• [CHALLENGE A]:
For each statement about the scholar profiles, answer yes or no and quote the deciding words of the profiles. (i) Matthew Handelman received his Ph.D. from the University of Pennsylvania in 2013. (ii) Matthew Hiebert held the post of Assistant Professor of English at the University of Victoria from 2015 on. (iii) "Franz Rosenzweig's Modern Mathematics" was published in Scientia Poetica.
• [CHALLENGE B]:
Answer these questions from the scholar profiles:
(i) In which volume and year of Scientia Poetica does the article on Theodor Storm's "Der Herr Etatsrath" appear?
(ii) Where does Matthew Hiebert hold his post as Research Fellow in Digital History?
(iii) At which two events has Hiebert led workshops on new forms of scholarly publishing?
• [CHALLENGE C]:
Carry the scholar profiles on from the point where they stop.

━━━━━ TEXT BLOCK

Matthew Handelman, Michigan State University
Current Position: Assistant Professor of German and Core Faculty in the Digital Humanities (Michigan State University, since 2013) Education: Ph.D. in Germanic Languages and Literatures (University of Pennsylvania, 2013) Publications: Mathematics and Critical Theory: Scholem, Rosenzweig, Kracauer (Mss. in preparation) “Digital Humanities as Translation: Visualizing Rosenzweig’s Archive,” in: TRANSIT. Vol. 10.1. (http://transit.berkeley.edu/archives/volume-10-1/) “The Dialectics of Otherness: Siegfried Kracauer’s Figurations of the Jew, Judaism, and Jewishness,” in: Yearbook for European Jewish Literature Studies, Vol. 2 (2015): 90-111. “Unvermeidliches Schicksal? Alcoholism, Mathematics, and Heredity in Theodor Storm’s ‘Der Herr Etatsrath’ (1881),” in: Scientia Poetica, Vol. 18 (2014): 81-102. “Franz Rosenzweig’s Modern Mathematics,” in: The Leo Baeck Institute Yearbook, Vol. 57 (2012): 141-162. “The Forgotten Conversation: Five Letters from Franz Rosenzweig to Siegfried Kracauer, 1921 – 1923,” in: Scientia Poetica, Vol. 15 (2011): 232-251.
Matthew Hiebert, German Historical Institute
I am currently (2015-) a Research Fellow in Digital History at the German Historical Institute, Washington DC. From 2013 to 2015 I was Assistant Professor of English at the University of Victoria, Canada, and postdoctoral fellow at the Electronic Textual Cultures Lab. I have taught digital humanities at both the undergraduate and graduate levels, and have led workshops on new forms of scholarly publishing at such events as the Digital Humanities Institute Beirut and the Modern Language Association Annual Convention.

━━━━━━━━━━
━━━━━ RECORD SET

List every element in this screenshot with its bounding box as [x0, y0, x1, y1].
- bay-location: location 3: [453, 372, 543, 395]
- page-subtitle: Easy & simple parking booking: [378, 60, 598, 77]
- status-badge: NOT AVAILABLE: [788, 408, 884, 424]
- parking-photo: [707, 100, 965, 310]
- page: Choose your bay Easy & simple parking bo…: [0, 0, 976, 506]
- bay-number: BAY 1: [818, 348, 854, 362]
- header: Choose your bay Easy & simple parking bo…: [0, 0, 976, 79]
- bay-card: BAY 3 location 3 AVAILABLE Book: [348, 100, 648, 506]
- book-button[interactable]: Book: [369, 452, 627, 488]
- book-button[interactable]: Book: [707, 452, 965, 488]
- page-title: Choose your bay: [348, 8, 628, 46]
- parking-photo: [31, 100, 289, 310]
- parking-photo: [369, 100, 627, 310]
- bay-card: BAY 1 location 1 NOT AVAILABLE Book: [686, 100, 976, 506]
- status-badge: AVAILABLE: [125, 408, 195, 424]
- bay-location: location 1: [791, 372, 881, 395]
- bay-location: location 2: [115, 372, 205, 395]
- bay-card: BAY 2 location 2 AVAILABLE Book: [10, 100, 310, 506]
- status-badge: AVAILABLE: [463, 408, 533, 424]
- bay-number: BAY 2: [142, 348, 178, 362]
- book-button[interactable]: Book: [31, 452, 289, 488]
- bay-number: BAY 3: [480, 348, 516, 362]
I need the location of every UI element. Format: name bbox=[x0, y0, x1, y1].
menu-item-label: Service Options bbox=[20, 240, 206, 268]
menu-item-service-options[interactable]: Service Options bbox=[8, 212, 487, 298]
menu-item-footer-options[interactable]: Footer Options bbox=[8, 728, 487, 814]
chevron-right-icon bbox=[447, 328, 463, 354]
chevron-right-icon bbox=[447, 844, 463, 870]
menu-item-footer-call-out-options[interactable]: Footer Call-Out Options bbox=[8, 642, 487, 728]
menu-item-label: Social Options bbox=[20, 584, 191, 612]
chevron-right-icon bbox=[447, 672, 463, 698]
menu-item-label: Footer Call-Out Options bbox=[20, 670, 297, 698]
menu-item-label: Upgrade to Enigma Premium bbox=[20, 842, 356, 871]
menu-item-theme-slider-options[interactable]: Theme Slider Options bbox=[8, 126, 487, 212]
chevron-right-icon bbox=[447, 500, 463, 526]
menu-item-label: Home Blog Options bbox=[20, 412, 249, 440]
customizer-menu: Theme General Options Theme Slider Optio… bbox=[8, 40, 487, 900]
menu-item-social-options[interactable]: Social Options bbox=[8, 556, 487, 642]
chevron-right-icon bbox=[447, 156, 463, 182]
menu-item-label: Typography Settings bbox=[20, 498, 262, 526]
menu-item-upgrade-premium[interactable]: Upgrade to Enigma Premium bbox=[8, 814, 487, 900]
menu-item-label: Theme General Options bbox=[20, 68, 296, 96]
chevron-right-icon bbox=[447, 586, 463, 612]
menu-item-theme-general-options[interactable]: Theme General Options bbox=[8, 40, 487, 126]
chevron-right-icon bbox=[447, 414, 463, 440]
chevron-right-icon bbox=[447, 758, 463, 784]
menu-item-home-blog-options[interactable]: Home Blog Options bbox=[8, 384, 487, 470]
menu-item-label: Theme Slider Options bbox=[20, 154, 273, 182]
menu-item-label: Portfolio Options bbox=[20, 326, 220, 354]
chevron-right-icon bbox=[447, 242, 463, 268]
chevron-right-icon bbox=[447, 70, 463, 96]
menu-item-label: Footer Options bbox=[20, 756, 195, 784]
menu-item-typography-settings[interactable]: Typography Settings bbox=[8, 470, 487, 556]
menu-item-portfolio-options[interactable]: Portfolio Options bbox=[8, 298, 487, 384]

━━━━━━━━━━

• [EXERCISE RESULT A]:
(i) Yes: "Ph.D. in Germanic Languages and Literatures (University of Pennsylvania, 2013)"
(ii) No: "From 2013 to 2015 I was Assistant Professor of English at the University of Victoria, Canada"
(iii) No: "“Franz Rosenzweig’s Modern Mathematics,” in: The Leo Baeck Institute Yearbook, Vol. 57 (2012): 141-162."

• [EXERCISE RESULT B]:
(i) Vol. 18 (2014)
(ii) The German Historical Institute, Washington DC
(iii) The Digital Humanities Institute Beirut and the Modern Language Association Annual Convention

• [EXERCISE RESULT C]:
Meghan Lundrigan, Carleton University
Lundrigan is a doctoral candidate in the Department of History at Carleton University, Ottawa, Canada. Her research explores contemporary representations of the Holocaust through social media. Meghan has extensive experience with digital media, having held research assistantships with the Carleton Centre for Public History, Parks Canada, and Library and Archives Canada. She has presented her doctoral research at the 2015 Annual Meeting of the National Council on Public History. Meghan is currently working on a book project with Dr. Jennifer Evans (Carleton University) and Erica Fagen (University of Massachusetts at Amherst) titled Holocaust Memory in the Digital Mediascape (expected 2018 through Bloomsbury, UK). She is in the process of conducting research for her dissertation, “Holocaust Memory and Visuality in the Age of Social Media.”
Claudia Lynn, University of Pennsylvania
Claudia Lynn received her M.A. from the University of Pennsylvania in 1996. Since 2005, she has been teaching beginning, intermediate, and advanced German language courses in the department of Germanic Languages and Literatures at Penn where she also is the Undergraduate Chair and the Coordinator of the language program. Most summers, Claudia teaches German language courses for FUBiS at the Freie Universität Berlin. Her research interests include second language acquisition, educational linguistics, foreign language pedagogy and instructional technologies.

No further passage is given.